[Records from a collection of figures]

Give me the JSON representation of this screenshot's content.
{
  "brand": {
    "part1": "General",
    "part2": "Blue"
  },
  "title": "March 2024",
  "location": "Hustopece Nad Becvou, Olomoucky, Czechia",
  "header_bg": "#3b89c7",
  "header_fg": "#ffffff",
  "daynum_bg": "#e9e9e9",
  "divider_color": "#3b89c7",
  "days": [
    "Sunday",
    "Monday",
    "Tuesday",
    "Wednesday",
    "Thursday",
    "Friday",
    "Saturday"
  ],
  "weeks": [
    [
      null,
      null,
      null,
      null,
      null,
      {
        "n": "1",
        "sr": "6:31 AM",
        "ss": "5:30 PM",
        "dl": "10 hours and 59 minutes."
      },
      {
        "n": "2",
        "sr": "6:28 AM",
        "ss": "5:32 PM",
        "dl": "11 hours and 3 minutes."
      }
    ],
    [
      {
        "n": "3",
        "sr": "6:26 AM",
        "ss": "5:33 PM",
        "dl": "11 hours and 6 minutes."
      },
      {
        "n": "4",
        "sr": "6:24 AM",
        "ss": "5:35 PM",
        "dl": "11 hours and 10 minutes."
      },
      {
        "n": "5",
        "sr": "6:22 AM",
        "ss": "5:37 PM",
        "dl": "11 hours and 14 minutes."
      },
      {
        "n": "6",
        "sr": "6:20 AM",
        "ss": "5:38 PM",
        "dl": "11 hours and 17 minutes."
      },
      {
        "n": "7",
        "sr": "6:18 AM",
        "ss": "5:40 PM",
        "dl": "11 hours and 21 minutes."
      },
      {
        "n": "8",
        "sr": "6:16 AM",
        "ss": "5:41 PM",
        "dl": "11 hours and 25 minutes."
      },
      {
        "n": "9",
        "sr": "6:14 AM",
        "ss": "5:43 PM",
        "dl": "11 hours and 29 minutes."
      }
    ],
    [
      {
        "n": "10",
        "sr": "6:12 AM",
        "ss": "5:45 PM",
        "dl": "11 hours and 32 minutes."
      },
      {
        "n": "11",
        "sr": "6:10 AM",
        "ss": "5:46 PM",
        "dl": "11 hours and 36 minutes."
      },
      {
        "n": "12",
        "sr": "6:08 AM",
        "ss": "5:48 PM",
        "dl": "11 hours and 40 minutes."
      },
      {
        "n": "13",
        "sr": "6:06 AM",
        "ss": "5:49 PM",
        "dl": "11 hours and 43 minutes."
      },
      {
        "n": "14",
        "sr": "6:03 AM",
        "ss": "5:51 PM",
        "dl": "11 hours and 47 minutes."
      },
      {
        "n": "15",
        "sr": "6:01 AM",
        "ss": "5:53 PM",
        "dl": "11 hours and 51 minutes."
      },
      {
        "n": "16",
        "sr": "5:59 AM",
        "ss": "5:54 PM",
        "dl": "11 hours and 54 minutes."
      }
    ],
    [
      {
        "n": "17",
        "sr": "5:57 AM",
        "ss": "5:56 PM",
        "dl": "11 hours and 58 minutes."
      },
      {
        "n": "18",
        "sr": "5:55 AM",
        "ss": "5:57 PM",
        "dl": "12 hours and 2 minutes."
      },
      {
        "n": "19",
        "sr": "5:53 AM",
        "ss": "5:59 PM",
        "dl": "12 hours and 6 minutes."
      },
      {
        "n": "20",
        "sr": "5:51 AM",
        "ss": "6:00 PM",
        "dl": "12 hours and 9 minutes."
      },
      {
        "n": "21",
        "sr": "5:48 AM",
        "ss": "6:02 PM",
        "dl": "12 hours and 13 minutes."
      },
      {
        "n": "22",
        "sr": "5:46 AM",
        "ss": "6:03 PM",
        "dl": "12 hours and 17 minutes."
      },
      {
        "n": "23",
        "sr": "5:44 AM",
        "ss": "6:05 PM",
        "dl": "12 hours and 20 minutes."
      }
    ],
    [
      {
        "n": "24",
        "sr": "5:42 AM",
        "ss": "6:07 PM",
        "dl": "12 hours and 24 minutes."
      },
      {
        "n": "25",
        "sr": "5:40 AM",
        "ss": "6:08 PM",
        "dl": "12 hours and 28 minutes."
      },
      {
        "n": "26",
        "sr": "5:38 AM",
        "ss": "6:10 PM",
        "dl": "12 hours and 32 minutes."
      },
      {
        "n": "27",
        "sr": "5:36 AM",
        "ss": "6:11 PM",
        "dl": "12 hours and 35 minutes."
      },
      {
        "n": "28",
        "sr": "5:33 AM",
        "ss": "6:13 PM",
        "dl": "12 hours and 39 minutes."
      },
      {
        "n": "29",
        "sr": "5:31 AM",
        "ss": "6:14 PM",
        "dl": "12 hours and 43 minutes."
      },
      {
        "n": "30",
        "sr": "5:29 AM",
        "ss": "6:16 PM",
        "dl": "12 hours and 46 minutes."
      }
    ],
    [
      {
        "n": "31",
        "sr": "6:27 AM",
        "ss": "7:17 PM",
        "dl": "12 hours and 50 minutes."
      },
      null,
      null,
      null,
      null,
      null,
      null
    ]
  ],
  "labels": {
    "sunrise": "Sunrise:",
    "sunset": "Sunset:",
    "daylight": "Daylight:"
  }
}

---

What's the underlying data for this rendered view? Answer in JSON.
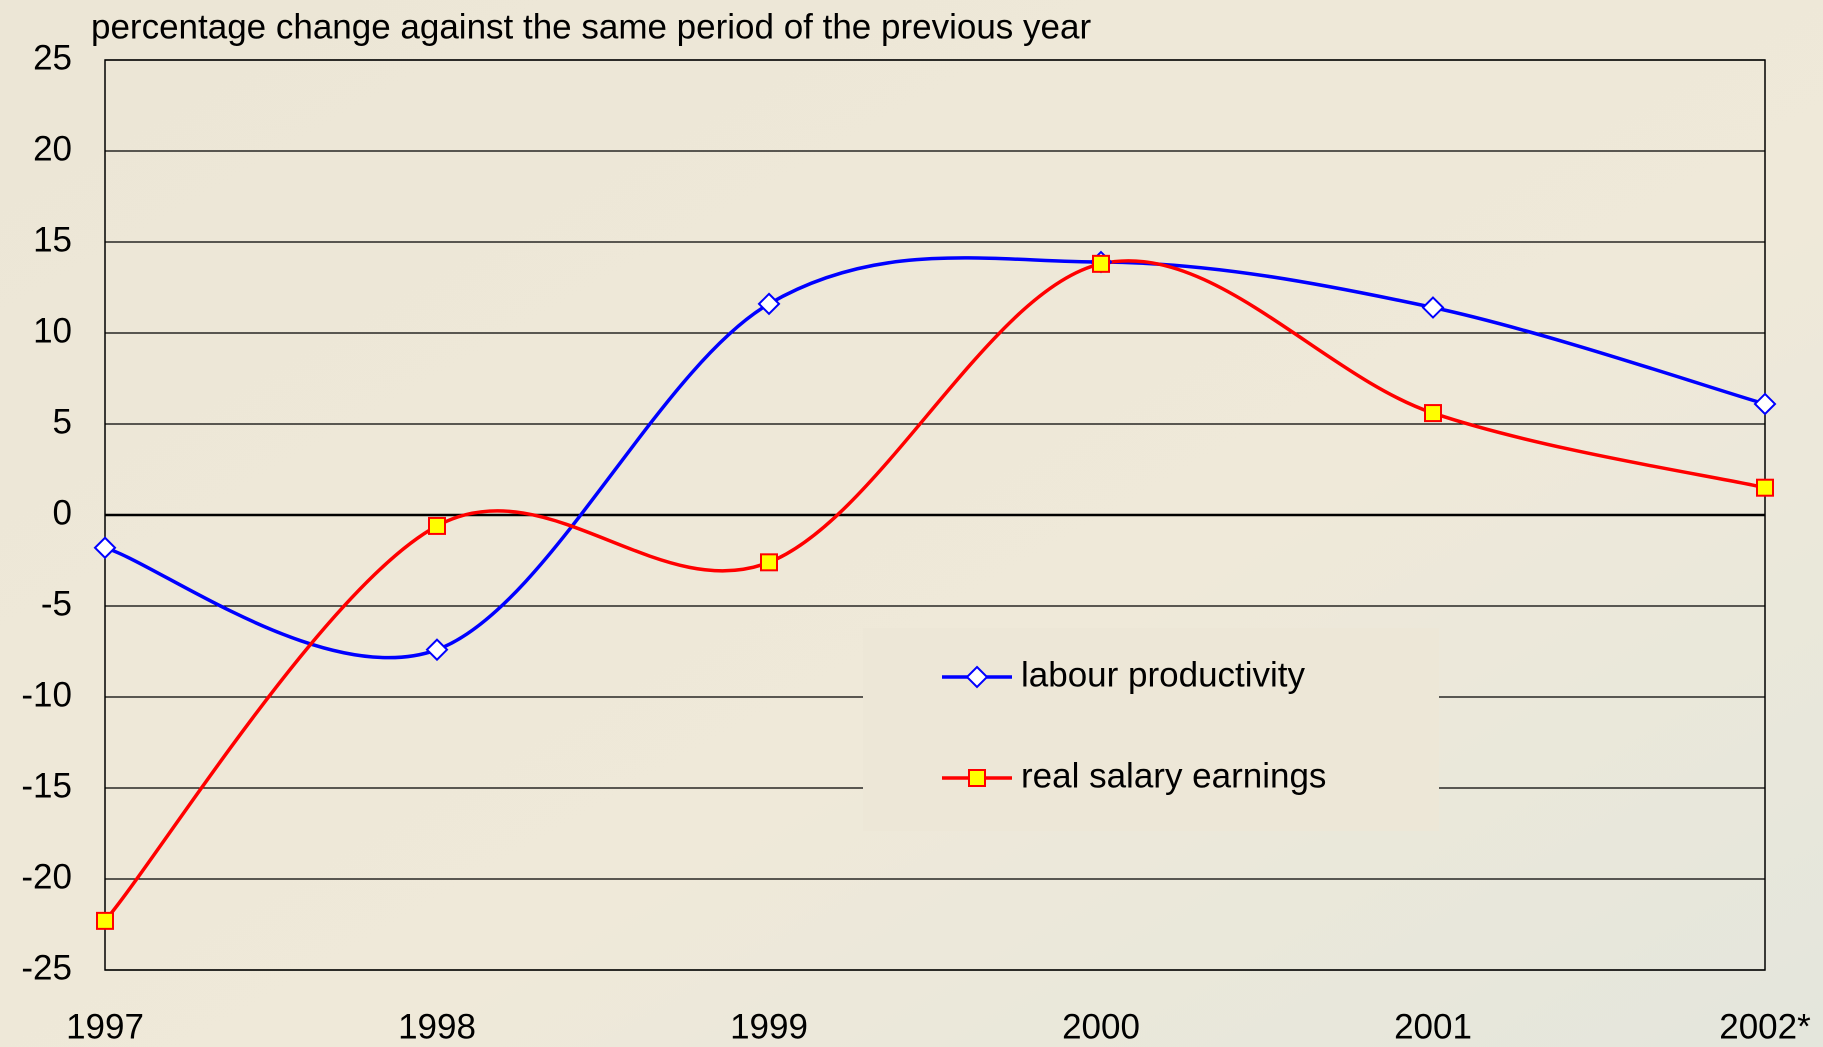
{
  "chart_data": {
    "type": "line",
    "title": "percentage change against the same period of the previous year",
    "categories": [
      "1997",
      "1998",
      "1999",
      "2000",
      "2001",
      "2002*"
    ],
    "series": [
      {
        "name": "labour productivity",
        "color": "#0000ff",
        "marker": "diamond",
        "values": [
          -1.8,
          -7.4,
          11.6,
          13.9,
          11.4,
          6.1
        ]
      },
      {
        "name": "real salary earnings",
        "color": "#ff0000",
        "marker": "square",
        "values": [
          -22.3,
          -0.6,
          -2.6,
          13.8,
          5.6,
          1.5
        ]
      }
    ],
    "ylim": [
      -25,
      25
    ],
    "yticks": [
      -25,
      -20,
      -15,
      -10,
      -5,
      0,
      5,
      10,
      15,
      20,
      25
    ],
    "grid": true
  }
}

...

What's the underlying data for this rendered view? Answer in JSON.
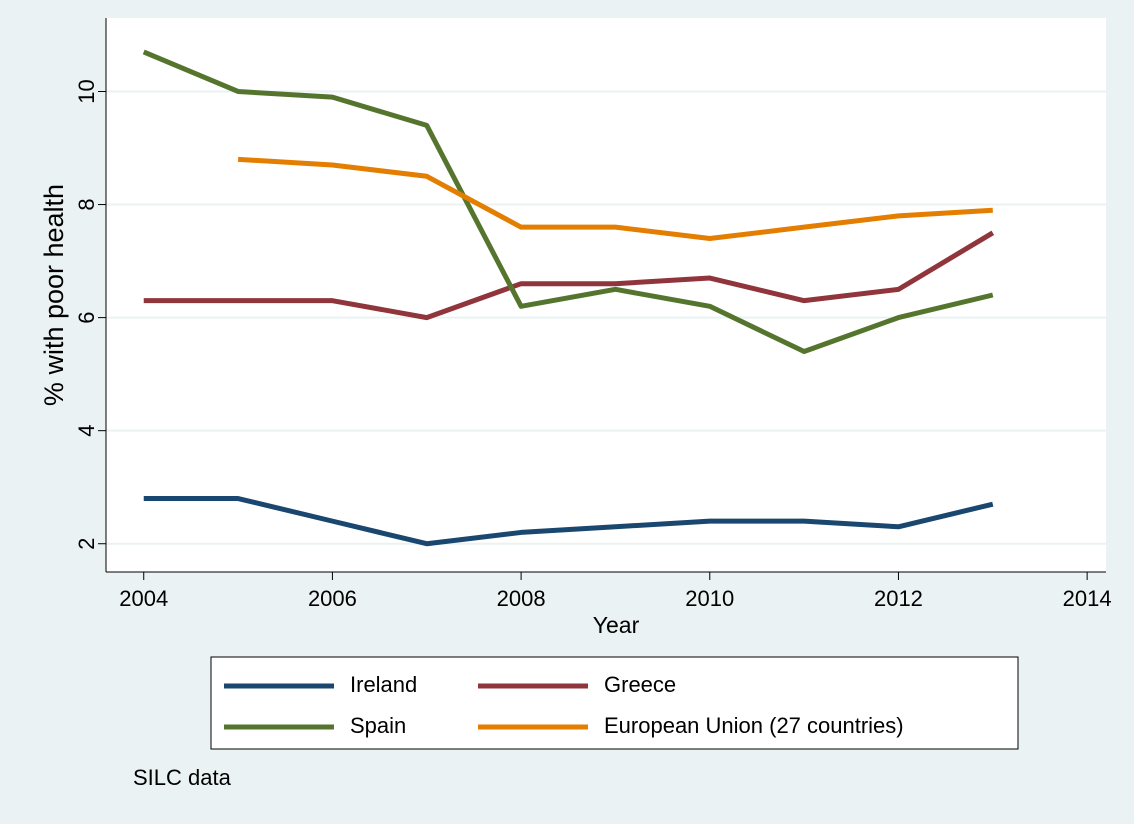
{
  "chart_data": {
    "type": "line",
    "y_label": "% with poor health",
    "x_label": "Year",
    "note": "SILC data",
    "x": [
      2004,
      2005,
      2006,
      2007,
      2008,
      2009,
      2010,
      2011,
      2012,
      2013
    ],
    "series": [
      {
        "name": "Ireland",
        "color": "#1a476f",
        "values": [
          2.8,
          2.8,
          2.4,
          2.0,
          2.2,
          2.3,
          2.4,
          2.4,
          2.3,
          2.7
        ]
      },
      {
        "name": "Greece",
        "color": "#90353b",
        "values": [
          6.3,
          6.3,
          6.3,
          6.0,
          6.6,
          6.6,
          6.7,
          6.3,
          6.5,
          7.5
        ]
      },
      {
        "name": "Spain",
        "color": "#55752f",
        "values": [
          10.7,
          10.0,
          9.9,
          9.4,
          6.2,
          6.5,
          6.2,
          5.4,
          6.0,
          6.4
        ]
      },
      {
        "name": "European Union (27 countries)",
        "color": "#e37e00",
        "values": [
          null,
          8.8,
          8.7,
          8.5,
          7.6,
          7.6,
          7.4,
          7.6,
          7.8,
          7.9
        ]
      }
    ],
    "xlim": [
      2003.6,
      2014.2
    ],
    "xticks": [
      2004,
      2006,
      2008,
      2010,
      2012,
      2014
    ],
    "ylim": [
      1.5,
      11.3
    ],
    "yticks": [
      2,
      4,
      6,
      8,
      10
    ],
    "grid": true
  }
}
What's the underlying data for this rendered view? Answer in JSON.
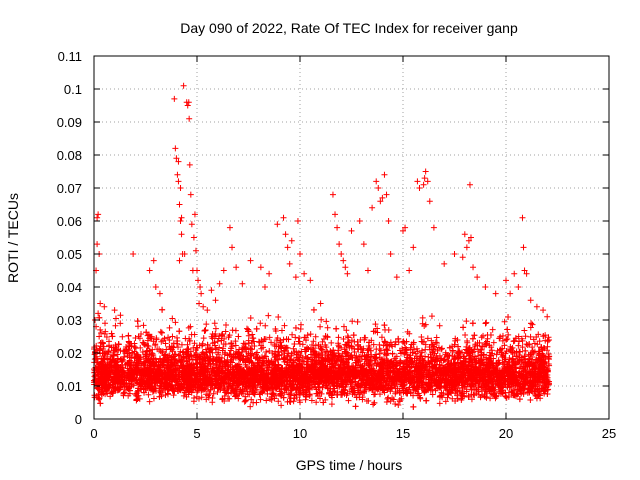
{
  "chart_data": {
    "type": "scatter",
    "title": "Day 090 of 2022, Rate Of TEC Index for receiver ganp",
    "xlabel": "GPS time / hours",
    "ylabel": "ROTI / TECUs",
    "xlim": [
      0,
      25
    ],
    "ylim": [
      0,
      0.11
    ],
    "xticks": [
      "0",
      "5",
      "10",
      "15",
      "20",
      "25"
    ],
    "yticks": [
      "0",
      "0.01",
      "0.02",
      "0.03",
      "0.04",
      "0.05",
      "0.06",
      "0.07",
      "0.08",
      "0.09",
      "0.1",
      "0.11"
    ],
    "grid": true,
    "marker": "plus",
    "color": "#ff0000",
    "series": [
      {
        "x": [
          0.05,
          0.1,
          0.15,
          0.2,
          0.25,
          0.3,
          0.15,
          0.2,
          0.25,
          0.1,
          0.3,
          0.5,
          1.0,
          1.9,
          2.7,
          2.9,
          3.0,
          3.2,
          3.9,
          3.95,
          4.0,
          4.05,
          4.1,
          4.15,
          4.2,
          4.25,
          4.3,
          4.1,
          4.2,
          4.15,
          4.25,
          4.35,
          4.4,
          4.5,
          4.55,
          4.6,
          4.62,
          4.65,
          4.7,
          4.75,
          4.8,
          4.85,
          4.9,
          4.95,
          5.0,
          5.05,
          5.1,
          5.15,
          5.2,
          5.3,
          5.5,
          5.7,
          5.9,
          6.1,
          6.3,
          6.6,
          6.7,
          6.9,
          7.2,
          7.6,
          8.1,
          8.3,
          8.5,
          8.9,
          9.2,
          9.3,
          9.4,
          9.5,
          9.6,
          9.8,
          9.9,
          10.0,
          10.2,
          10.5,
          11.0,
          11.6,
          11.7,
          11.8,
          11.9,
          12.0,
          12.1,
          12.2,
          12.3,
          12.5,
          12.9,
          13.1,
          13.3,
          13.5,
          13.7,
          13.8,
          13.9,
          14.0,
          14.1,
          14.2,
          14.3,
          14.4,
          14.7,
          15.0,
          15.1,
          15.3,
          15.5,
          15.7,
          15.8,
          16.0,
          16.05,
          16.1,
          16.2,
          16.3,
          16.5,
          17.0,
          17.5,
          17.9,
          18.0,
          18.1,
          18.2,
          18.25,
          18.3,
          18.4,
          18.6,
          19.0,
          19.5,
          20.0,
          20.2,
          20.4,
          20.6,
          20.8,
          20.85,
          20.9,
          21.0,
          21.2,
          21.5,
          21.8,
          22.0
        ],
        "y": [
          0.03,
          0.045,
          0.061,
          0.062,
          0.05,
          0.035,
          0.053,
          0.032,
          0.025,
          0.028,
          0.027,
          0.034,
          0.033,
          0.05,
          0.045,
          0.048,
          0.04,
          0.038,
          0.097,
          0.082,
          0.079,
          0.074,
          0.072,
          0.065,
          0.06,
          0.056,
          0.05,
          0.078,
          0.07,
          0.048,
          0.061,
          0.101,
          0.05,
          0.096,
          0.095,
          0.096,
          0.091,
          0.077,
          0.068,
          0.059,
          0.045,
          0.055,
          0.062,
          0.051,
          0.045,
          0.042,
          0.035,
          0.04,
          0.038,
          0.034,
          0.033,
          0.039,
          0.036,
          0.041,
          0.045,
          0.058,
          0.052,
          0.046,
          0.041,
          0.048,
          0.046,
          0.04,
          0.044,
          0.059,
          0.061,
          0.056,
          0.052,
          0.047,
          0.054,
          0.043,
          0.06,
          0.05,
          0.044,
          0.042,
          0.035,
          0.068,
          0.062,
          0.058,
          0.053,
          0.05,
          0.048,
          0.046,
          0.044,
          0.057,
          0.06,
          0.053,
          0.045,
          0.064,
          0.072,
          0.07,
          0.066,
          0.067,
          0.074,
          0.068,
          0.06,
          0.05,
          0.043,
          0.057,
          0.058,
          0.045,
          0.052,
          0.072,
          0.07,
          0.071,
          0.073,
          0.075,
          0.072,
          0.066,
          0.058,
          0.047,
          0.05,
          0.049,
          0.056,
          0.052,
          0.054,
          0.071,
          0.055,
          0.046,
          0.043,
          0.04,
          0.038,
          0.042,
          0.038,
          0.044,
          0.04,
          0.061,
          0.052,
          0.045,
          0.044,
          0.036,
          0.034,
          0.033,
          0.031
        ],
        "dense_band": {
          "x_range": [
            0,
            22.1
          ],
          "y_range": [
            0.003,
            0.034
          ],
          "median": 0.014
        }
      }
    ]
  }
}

- SET EXERCISE
Show the lines of the records that include the string "title".

- SOLUTION TO THE PROBLEM
  "title": "March 2024",
    "title": "percentage change against the same period of the previous year",
    "title": "Day 090 of 2022, Rate Of TEC Index for receiver ganp",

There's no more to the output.